## WHAT YOU WILL DO
Would you pull out every line of the material that contains the string "name"?

## PROVIDED RECORDS
+++++
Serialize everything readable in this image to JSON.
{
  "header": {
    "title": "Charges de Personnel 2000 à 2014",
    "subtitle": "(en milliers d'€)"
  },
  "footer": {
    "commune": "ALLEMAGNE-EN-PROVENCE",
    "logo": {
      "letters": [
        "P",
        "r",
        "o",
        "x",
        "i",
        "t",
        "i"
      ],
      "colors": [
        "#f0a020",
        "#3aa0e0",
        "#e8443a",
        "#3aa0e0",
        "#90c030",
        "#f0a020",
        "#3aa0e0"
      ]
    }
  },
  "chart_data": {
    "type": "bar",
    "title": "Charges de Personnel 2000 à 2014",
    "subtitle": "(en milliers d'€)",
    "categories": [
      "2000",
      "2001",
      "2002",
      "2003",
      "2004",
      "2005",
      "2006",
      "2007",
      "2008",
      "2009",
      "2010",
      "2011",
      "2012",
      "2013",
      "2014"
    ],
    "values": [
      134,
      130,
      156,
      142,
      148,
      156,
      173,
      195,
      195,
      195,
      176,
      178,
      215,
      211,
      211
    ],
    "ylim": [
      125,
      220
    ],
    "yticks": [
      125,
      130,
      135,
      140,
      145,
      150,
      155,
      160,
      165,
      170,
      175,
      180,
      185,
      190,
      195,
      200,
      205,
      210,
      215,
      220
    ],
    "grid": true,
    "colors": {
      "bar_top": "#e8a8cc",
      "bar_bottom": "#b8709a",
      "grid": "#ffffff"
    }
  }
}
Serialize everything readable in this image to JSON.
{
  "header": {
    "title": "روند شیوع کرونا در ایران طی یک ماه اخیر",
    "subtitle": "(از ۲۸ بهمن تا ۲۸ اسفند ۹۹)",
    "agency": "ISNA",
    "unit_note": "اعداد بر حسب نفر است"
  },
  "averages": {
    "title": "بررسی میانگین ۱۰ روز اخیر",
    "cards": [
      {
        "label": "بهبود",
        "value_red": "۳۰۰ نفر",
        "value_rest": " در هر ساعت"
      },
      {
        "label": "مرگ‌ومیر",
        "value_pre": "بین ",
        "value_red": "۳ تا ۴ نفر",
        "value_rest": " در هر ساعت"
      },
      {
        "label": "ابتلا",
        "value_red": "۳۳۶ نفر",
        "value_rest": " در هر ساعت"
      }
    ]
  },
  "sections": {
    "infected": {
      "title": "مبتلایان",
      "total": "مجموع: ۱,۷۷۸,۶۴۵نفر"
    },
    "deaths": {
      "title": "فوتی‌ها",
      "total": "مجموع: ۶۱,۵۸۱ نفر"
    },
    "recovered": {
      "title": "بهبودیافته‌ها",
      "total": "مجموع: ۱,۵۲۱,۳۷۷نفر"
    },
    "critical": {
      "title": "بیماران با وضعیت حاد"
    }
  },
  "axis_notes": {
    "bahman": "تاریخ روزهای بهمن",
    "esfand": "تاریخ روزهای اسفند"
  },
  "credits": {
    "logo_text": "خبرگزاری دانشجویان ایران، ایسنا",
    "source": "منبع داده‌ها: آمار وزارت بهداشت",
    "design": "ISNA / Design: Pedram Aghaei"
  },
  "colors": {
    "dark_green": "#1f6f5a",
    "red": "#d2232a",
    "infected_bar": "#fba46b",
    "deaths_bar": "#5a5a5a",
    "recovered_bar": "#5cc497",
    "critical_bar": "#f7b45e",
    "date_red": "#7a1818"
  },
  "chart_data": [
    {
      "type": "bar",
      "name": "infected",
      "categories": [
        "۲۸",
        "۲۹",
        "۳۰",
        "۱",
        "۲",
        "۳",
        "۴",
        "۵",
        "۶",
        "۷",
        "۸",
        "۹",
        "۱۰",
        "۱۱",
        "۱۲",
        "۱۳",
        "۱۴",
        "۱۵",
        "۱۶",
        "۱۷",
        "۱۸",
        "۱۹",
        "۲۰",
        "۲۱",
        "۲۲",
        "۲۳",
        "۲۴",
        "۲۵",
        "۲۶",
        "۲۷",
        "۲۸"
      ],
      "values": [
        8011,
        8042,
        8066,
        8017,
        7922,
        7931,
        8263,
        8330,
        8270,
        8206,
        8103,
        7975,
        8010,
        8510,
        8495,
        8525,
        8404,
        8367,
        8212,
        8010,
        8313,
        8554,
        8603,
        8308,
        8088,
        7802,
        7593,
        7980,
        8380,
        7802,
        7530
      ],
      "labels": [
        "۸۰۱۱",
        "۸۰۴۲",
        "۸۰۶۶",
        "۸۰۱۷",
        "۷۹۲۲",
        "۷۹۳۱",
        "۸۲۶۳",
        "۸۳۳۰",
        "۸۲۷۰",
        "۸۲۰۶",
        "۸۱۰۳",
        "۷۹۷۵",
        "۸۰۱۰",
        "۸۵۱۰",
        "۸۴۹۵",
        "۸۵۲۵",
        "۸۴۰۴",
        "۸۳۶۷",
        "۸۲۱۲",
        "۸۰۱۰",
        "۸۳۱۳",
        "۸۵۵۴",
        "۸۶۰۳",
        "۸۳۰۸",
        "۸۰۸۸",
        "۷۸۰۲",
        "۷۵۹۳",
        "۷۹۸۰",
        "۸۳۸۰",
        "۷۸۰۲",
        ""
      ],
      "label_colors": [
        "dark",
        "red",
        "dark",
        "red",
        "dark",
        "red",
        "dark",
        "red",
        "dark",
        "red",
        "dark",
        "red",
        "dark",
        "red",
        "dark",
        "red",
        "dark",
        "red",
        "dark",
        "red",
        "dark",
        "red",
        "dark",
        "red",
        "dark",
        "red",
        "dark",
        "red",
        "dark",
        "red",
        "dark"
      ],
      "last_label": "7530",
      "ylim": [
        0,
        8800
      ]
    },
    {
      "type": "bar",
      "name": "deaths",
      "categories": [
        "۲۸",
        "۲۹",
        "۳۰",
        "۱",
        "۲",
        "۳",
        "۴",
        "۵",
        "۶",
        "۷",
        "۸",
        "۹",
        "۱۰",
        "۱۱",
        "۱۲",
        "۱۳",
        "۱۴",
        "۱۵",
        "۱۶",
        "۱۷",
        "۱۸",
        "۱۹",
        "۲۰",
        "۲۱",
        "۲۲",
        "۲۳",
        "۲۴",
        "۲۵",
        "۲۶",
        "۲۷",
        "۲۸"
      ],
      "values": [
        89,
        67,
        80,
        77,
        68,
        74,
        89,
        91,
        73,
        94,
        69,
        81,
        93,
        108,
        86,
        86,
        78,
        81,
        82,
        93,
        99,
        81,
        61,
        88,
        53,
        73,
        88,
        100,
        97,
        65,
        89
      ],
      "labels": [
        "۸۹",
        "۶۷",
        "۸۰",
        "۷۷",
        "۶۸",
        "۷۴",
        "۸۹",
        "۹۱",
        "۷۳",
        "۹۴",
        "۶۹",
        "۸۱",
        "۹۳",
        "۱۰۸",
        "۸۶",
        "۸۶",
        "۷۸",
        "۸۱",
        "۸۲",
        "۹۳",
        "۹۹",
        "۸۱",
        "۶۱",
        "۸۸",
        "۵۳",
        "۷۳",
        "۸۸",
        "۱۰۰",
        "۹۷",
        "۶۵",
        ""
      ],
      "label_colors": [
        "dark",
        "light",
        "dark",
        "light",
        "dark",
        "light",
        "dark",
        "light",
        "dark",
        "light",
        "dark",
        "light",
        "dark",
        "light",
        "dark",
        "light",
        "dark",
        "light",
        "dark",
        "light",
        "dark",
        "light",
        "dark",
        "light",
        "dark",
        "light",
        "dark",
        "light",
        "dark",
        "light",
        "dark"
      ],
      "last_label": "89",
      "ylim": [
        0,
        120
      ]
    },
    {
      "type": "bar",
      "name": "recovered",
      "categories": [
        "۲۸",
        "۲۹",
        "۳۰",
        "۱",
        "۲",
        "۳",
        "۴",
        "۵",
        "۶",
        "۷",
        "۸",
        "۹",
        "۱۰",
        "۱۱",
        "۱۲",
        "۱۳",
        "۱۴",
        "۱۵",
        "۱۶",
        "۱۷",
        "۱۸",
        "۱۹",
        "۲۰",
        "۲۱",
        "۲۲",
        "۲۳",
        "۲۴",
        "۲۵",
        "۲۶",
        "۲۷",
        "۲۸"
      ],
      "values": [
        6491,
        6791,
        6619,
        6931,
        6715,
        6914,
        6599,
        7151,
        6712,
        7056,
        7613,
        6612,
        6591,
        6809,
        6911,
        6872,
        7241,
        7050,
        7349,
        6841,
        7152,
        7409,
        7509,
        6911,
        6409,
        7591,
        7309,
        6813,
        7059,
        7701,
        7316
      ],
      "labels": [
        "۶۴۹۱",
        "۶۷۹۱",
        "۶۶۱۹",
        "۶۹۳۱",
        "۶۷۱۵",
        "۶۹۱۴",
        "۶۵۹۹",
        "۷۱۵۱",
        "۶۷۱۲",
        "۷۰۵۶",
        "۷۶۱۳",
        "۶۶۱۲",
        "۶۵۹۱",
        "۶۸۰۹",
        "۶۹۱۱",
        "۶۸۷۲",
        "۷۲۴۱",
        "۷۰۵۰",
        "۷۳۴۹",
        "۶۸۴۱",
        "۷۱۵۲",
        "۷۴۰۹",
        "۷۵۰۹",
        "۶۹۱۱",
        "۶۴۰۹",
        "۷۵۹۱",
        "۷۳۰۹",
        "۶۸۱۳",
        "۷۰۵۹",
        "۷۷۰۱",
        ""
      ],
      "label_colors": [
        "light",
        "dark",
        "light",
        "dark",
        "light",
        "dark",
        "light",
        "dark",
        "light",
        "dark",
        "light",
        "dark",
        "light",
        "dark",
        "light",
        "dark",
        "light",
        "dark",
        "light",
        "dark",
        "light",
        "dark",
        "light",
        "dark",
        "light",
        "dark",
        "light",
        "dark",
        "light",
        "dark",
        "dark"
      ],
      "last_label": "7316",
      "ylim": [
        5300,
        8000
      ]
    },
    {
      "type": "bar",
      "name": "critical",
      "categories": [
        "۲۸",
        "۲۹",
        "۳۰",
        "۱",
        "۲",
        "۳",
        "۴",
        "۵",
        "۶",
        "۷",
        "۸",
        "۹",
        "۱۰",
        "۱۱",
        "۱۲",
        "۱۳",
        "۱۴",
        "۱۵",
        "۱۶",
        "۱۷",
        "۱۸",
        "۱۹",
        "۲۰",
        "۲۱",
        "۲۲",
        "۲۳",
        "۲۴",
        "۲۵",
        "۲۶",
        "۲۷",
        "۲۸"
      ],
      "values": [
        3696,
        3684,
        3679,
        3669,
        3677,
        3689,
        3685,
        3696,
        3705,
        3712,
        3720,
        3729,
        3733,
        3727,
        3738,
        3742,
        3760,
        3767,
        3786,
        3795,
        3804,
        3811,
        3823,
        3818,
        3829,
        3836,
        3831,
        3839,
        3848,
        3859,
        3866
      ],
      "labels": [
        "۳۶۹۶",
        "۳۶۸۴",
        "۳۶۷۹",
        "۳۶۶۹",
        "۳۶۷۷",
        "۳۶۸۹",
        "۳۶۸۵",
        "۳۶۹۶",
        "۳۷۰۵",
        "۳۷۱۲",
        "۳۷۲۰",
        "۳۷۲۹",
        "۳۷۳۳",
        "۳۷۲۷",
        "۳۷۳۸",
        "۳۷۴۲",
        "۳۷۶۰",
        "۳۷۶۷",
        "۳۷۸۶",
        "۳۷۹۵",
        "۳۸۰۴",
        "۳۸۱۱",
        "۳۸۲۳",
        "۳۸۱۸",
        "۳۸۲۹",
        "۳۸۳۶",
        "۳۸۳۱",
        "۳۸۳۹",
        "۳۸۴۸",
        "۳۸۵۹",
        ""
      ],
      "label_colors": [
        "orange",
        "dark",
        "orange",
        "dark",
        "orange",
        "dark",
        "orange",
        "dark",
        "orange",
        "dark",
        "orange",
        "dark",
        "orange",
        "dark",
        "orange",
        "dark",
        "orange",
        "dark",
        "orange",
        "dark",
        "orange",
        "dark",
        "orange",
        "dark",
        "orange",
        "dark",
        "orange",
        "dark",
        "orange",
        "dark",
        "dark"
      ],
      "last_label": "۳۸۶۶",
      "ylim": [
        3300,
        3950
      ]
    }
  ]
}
+++++
## RESPONSE TO THE TASK
      "name": "infected",
      "name": "deaths",
      "name": "recovered",
      "name": "critical",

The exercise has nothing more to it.